>> BEGIN LISTED RECORDS
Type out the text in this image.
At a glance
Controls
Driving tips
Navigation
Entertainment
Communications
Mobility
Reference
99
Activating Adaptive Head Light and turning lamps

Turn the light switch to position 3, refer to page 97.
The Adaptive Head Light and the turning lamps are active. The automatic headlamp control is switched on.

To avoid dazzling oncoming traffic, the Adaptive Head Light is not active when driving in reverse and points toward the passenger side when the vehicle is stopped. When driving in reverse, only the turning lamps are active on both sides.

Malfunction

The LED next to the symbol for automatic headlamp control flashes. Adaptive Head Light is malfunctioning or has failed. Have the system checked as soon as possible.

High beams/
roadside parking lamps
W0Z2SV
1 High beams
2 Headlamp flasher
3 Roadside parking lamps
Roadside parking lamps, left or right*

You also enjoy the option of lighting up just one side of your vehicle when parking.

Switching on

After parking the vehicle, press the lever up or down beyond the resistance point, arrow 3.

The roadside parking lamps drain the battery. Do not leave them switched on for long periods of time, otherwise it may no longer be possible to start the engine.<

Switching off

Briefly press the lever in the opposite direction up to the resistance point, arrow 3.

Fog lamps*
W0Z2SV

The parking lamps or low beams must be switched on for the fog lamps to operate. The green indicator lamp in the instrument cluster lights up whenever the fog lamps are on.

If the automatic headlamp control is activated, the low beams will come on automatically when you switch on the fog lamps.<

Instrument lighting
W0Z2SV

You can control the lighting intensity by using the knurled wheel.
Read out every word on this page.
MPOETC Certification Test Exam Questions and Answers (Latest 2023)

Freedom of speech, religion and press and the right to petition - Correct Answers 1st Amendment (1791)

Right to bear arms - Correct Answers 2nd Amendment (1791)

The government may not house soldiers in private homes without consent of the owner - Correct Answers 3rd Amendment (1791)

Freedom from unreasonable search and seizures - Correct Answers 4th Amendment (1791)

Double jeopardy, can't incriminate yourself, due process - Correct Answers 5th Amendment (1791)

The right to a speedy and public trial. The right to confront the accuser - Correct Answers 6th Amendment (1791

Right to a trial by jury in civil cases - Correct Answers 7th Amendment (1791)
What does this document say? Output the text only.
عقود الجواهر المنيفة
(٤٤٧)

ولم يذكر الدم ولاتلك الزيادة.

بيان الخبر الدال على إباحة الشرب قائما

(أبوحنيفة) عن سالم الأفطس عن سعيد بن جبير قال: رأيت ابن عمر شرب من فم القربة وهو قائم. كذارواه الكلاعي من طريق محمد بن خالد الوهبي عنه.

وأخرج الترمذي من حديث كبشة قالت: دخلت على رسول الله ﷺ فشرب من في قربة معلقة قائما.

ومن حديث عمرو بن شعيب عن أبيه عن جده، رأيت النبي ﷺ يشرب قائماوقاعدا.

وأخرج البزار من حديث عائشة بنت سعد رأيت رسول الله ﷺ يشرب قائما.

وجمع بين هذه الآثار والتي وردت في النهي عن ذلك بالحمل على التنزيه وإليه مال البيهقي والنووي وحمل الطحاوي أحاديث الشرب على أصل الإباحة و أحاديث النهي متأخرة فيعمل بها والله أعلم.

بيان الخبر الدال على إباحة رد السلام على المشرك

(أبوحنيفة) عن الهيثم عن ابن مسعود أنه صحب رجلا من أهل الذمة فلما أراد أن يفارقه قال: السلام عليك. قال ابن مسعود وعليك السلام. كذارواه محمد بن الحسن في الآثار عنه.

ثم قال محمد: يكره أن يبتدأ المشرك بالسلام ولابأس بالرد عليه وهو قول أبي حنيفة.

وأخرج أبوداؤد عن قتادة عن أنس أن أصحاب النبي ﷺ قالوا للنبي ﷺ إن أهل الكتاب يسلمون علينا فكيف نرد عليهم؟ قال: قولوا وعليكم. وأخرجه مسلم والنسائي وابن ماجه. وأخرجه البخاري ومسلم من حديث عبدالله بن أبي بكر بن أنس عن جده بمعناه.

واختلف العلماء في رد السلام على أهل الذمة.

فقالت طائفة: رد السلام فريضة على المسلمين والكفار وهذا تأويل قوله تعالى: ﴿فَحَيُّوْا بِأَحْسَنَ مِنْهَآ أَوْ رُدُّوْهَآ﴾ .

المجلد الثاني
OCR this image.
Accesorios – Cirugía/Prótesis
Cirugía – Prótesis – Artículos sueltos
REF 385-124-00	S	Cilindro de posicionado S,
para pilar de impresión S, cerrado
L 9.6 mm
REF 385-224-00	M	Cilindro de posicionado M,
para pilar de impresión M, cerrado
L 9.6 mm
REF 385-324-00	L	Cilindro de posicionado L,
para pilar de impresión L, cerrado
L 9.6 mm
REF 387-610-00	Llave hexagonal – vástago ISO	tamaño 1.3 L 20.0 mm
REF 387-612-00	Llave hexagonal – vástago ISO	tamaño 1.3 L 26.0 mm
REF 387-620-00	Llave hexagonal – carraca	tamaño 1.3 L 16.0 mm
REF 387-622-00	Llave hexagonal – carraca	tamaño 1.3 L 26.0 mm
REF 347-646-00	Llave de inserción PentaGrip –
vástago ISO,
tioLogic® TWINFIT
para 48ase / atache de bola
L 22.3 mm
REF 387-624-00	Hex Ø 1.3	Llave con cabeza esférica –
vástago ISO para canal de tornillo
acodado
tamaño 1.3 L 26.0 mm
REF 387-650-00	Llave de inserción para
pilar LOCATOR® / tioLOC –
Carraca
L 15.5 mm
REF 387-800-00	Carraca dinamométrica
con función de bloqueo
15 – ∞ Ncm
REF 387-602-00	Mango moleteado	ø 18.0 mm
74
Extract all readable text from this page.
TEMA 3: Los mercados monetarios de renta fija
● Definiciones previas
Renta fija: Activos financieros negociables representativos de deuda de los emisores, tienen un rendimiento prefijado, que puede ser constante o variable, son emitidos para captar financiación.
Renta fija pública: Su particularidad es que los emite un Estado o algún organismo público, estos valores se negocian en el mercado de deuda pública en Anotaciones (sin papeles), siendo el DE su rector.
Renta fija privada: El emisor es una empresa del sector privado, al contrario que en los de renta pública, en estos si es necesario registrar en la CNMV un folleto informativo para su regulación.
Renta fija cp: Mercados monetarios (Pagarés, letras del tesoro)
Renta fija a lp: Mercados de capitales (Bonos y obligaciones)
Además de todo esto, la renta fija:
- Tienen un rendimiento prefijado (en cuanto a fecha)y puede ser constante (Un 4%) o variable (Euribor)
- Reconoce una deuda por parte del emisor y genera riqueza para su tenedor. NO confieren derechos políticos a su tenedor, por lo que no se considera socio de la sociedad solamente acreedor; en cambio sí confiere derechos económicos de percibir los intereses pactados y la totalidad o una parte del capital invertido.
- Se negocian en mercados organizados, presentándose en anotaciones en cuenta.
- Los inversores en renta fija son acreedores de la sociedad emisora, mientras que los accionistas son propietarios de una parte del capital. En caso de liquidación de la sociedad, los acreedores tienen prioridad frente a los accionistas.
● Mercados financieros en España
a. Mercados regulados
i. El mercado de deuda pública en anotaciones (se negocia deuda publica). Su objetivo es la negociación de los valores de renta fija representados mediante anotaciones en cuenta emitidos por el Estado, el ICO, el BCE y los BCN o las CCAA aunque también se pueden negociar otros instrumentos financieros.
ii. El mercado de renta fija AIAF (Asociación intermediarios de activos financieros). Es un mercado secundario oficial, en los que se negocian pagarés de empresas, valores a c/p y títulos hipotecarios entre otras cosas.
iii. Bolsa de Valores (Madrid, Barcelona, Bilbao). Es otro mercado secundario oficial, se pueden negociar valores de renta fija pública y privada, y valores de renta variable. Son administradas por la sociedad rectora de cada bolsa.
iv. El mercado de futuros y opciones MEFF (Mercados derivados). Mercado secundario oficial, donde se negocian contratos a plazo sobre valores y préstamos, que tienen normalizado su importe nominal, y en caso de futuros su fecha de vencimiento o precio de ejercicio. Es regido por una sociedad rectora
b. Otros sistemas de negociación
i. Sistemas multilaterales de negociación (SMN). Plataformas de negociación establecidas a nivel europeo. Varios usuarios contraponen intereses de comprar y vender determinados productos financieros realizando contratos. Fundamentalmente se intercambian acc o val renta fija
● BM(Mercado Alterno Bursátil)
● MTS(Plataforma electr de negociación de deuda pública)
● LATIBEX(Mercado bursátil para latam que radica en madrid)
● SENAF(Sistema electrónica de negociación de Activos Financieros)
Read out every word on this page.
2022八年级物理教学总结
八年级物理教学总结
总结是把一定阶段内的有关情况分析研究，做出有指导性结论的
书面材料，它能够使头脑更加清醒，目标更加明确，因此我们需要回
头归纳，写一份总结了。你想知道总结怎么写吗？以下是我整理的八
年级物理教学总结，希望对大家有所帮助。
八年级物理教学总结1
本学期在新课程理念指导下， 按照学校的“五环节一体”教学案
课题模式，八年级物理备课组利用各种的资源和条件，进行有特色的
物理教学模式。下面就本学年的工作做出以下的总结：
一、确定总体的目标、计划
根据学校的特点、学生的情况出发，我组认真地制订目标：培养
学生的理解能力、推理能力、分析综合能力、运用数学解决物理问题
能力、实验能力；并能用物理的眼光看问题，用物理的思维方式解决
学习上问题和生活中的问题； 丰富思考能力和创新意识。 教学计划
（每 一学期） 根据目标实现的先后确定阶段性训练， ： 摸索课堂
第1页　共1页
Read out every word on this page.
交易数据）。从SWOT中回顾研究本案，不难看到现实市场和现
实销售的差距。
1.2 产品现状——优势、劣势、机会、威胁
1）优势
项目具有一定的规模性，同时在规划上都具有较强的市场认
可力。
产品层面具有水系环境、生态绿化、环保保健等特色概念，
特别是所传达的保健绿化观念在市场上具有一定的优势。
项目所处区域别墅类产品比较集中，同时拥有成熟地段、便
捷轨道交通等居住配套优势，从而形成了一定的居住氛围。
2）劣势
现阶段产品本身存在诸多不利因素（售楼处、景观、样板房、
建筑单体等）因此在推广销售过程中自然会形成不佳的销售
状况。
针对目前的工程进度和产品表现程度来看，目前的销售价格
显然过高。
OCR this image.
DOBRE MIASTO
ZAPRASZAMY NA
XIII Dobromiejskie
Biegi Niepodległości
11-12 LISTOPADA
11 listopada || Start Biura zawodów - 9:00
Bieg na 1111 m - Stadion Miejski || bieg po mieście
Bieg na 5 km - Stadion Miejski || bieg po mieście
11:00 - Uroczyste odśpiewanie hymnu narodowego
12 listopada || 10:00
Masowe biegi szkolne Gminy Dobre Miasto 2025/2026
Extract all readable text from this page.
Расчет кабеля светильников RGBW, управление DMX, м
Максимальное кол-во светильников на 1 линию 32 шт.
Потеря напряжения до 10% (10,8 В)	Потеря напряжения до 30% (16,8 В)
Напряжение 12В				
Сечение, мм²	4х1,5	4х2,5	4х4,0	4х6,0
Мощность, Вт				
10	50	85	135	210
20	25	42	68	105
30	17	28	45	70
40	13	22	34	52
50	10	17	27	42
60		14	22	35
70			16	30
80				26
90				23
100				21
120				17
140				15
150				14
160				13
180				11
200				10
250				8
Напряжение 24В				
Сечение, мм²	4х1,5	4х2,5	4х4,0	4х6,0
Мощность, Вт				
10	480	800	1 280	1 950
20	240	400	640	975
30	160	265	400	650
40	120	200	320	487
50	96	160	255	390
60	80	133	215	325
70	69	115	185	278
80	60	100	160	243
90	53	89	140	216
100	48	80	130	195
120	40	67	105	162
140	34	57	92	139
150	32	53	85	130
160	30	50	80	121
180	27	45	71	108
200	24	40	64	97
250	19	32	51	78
>> END LISTED RECORDS
DIRECTION -> For each line in the data above that contains the string "النبي", extract the line.

SOLUTION TO THE EXERCISE ->
ومن حديث عمرو بن شعيب عن أبيه عن جده، رأيت النبي ﷺ يشرب قائماوقاعدا.
وأخرج أبوداؤد عن قتادة عن أنس أن أصحاب النبي ﷺ قالوا للنبي ﷺ إن أهل الكتاب يسلمون علينا فكيف نرد عليهم؟ قال: قولوا وعليكم. وأخرجه مسلم والنسائي وابن ماجه. وأخرجه البخاري ومسلم من حديث عبدالله بن أبي بكر بن أنس عن جده بمعناه.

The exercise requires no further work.